Listed entries —
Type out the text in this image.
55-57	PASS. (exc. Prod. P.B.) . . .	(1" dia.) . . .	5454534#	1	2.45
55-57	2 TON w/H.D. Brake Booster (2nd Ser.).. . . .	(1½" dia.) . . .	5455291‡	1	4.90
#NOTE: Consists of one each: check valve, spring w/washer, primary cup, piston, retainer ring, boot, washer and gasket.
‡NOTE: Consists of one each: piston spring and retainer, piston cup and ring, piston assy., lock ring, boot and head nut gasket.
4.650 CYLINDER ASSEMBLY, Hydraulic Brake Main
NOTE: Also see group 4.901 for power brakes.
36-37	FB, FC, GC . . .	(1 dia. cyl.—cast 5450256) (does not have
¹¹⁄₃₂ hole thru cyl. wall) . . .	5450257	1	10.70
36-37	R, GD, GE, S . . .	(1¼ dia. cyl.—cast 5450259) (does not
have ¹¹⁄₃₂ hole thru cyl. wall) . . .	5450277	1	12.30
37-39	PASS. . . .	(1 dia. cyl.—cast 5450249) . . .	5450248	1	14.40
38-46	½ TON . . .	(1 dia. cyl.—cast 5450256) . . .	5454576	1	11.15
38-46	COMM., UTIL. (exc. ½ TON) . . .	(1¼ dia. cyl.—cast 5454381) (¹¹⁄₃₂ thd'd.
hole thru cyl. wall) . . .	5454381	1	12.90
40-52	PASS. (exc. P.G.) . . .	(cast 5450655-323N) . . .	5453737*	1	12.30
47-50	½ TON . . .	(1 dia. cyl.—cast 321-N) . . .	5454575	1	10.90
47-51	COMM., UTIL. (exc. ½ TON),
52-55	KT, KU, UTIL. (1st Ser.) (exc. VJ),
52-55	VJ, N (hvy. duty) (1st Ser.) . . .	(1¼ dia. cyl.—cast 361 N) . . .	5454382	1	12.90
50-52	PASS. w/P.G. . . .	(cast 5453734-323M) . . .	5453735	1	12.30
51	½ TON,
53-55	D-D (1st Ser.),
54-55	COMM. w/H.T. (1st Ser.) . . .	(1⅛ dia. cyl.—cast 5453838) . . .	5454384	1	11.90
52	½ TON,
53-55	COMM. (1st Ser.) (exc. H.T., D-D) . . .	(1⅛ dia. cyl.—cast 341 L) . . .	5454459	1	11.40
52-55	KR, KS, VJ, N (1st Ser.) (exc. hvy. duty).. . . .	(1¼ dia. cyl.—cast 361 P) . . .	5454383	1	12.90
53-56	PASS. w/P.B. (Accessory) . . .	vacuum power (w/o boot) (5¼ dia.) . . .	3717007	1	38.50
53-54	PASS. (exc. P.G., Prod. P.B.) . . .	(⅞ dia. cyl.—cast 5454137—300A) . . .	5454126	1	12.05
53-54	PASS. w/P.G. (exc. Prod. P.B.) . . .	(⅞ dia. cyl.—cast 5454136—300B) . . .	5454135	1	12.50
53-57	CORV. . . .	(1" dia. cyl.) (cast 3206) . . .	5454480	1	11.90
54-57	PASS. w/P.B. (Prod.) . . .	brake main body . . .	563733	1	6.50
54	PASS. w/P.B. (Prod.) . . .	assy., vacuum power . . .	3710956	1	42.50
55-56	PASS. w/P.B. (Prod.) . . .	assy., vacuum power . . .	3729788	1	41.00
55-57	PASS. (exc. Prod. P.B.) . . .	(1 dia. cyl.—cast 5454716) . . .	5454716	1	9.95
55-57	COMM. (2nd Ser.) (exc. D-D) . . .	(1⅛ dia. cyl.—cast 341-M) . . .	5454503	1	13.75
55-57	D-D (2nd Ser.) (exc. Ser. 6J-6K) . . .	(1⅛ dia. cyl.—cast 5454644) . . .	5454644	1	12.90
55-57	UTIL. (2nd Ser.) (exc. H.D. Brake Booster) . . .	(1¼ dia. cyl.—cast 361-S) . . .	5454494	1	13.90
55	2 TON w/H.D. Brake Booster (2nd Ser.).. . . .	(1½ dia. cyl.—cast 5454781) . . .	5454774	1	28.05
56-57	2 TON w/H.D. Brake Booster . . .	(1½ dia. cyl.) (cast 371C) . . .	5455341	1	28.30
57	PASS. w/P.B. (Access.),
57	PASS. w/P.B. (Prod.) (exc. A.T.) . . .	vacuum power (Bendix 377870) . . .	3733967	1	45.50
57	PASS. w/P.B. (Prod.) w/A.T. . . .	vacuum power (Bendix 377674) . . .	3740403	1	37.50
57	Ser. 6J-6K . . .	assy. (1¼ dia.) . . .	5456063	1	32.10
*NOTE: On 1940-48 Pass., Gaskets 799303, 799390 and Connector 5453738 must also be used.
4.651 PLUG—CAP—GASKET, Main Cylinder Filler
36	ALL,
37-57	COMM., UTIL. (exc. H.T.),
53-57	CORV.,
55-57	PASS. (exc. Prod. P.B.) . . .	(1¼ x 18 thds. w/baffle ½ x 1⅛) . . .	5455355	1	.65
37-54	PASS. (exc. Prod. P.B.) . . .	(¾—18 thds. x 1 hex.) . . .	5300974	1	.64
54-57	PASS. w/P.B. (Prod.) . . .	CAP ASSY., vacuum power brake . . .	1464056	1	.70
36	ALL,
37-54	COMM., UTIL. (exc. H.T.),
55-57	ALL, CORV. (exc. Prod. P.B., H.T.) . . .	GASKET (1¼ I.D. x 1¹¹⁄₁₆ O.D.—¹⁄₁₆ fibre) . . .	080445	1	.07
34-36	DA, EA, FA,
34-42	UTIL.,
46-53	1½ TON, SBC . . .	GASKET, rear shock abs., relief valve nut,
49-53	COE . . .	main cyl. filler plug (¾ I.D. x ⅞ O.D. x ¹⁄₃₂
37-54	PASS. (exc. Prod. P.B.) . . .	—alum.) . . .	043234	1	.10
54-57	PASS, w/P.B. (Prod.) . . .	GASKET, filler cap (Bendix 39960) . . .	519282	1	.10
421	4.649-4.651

What is required —
Identify how many lines in the entries above contain the word "duty" and provide only that figure.

Final result —
2